Rows from a figure dataset:
───
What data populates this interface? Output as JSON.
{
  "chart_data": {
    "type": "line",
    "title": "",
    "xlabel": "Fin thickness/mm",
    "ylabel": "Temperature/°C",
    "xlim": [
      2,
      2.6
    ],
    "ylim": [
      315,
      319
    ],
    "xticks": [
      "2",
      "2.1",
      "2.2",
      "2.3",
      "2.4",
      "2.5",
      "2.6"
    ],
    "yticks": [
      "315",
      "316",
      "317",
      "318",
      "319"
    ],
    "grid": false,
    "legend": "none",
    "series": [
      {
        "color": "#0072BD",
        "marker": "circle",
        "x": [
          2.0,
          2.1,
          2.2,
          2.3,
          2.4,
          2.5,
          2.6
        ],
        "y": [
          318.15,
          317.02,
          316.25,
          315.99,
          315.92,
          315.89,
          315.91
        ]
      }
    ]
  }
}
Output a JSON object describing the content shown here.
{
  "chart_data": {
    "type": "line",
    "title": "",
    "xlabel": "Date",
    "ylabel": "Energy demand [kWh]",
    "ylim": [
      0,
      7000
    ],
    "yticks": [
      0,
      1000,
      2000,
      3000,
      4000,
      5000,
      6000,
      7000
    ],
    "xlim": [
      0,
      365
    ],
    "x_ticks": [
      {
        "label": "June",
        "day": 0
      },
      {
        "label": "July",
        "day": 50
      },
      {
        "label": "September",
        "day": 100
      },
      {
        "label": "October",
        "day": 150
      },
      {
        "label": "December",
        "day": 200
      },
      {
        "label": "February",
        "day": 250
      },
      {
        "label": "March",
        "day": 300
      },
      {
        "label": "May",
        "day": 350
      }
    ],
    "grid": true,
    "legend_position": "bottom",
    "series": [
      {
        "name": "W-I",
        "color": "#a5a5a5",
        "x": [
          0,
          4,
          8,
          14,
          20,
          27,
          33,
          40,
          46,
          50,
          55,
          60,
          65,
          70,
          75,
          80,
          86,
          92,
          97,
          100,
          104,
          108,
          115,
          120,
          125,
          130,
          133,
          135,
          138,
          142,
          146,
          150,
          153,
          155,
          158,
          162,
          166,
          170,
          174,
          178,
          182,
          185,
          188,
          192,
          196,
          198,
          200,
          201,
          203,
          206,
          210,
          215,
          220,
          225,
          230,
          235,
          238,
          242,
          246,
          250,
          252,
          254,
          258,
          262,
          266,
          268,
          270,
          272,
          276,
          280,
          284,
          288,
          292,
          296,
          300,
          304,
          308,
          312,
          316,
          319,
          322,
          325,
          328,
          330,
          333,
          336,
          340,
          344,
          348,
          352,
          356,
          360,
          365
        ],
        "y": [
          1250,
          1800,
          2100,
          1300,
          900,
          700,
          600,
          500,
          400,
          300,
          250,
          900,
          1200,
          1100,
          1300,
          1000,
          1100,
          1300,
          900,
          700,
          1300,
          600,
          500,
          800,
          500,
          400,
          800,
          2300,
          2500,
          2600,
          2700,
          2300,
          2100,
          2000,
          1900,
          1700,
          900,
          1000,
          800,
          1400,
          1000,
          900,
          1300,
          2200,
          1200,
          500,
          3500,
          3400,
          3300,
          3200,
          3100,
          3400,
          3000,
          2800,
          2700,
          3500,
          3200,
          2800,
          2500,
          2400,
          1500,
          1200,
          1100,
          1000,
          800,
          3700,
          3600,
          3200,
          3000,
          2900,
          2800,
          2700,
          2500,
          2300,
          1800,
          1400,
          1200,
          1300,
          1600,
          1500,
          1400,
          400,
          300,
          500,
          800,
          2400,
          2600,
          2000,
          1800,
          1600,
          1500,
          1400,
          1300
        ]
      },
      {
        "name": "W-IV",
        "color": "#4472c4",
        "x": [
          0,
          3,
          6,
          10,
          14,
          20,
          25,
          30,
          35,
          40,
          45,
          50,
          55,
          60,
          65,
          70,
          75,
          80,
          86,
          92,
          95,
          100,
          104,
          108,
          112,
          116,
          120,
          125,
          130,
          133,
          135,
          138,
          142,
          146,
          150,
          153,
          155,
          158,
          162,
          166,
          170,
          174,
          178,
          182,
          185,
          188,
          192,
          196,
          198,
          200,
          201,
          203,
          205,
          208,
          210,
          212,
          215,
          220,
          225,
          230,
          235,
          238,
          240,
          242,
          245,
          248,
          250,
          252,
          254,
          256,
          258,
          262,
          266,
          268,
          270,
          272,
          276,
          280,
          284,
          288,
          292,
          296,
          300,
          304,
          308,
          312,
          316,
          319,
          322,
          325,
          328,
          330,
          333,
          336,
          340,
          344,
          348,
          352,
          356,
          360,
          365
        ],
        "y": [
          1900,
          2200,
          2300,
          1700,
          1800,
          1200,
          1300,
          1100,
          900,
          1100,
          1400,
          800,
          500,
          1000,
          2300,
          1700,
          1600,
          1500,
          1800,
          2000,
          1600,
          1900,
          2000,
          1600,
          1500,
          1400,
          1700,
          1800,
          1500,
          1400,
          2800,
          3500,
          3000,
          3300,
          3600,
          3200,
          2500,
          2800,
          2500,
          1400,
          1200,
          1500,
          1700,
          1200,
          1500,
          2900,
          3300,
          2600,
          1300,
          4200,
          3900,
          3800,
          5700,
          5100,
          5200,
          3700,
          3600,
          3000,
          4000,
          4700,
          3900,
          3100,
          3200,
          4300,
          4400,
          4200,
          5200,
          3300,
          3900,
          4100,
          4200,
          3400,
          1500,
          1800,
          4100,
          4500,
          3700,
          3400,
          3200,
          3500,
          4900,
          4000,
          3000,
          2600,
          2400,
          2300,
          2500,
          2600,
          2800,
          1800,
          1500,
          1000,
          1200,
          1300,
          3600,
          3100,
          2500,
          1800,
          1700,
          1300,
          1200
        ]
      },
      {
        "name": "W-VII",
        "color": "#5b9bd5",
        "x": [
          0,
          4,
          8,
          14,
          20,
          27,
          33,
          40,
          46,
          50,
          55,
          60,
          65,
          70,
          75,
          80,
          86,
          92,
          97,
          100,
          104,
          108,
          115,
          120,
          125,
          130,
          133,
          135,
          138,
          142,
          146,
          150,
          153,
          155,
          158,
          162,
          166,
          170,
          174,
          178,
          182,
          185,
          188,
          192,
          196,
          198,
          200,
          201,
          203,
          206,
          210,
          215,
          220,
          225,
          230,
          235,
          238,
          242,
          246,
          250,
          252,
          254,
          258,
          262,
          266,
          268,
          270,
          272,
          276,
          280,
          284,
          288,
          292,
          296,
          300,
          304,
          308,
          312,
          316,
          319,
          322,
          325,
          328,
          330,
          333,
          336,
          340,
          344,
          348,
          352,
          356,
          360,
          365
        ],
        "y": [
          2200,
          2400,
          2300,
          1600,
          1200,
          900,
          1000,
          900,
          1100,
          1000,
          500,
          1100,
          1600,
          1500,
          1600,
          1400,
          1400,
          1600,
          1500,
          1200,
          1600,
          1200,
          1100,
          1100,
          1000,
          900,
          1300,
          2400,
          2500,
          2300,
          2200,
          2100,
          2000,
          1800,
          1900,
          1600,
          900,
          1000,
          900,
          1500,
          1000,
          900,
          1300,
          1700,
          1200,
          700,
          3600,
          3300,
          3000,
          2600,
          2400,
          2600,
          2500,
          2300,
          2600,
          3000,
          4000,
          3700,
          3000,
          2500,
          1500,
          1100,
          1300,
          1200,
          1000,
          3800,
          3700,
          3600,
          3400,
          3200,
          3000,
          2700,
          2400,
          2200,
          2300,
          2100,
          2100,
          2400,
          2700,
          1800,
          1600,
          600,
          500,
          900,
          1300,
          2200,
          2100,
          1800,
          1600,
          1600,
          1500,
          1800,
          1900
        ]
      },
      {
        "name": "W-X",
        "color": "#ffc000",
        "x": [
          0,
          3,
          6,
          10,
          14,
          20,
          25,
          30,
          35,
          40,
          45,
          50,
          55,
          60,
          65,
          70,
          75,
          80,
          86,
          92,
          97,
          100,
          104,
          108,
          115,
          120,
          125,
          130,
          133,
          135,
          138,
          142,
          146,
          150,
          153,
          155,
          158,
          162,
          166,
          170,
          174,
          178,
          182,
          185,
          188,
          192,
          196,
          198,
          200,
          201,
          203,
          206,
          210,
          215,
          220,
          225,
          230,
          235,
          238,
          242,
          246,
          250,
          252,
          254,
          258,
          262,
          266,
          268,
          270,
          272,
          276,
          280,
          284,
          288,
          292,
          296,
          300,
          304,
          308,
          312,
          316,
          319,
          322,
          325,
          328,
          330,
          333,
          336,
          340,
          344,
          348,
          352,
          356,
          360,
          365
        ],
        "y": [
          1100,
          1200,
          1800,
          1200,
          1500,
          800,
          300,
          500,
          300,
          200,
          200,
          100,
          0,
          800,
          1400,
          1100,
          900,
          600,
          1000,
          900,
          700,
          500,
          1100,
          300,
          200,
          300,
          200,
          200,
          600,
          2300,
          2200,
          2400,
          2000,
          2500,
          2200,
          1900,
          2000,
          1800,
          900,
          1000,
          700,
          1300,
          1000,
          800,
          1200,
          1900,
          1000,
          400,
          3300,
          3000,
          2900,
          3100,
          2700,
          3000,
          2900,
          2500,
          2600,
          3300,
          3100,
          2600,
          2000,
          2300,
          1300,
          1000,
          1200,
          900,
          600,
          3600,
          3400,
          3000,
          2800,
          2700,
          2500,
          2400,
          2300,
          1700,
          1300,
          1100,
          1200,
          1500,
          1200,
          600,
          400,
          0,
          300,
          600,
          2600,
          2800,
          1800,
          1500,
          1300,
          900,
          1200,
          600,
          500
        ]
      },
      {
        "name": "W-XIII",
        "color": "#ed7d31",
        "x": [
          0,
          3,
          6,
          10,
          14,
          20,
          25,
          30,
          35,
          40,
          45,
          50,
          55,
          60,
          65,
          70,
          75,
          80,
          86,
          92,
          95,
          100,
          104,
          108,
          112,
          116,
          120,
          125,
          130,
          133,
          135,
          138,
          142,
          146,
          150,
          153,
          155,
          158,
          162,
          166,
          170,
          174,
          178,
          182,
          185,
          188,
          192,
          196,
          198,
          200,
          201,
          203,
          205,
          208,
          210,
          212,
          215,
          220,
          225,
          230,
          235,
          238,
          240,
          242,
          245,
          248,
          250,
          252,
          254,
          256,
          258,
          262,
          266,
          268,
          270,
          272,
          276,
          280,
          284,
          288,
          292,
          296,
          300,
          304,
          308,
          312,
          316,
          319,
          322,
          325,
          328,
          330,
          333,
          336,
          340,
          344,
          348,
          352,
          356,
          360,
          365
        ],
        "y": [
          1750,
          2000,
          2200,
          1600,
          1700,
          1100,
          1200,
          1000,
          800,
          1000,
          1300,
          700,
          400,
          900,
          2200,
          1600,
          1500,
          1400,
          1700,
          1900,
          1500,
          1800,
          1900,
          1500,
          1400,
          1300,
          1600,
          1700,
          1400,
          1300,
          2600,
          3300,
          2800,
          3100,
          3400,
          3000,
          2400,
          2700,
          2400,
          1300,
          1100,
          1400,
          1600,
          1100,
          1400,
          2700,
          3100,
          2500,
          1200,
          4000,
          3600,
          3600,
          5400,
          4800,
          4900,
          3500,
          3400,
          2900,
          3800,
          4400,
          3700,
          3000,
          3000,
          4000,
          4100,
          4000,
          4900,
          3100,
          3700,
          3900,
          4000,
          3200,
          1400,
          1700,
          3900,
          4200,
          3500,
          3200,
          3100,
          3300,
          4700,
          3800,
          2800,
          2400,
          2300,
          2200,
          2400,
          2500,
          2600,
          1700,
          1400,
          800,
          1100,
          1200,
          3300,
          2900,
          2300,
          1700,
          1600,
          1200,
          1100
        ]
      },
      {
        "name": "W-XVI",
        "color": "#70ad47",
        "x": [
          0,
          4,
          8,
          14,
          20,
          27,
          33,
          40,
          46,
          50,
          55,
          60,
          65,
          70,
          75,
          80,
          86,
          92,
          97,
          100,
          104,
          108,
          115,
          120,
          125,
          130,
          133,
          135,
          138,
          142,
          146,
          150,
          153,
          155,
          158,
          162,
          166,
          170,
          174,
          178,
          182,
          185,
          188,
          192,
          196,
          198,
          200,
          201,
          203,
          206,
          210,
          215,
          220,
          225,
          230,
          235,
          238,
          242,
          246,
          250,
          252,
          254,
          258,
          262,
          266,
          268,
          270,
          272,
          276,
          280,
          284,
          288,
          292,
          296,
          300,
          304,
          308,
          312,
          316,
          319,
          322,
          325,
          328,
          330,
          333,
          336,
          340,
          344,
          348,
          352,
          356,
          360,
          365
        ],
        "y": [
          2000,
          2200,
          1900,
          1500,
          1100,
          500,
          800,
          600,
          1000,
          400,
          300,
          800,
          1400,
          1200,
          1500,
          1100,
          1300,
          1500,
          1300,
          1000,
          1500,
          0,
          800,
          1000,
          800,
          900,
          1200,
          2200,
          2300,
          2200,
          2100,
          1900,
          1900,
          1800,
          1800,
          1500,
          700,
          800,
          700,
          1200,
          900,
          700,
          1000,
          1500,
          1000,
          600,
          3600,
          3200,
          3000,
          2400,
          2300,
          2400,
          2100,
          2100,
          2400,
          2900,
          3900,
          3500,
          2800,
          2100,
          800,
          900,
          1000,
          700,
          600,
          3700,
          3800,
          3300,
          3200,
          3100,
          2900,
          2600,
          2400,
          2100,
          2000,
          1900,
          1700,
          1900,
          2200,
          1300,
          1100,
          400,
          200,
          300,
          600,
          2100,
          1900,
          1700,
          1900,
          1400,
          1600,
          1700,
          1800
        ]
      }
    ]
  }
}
───
Request:
From the listing above, collect each line in which the string "xlabel" appears.

Complete answer:
    "xlabel": "Fin thickness/mm",
    "xlabel": "Date",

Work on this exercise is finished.